*** Extracted entries ***
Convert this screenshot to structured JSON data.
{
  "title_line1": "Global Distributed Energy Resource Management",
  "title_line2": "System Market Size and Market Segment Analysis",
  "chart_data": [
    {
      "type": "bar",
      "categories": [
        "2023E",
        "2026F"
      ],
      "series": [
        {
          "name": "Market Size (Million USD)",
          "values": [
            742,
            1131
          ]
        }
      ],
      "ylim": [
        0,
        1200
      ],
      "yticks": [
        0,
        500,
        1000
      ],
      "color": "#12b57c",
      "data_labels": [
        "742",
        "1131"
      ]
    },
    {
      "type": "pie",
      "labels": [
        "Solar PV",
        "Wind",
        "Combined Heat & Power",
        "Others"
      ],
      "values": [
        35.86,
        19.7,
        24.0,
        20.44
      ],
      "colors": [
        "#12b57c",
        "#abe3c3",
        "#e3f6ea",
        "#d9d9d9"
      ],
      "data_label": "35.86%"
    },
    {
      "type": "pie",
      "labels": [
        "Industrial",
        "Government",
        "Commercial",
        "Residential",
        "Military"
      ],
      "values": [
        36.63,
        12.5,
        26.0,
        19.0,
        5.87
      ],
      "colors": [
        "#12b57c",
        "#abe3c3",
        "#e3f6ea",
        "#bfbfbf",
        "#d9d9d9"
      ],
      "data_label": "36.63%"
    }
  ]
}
***
» **Objective**: In the records above, how many lines hold the string "Size"? Reply with only the number.

» **Written solution**: 2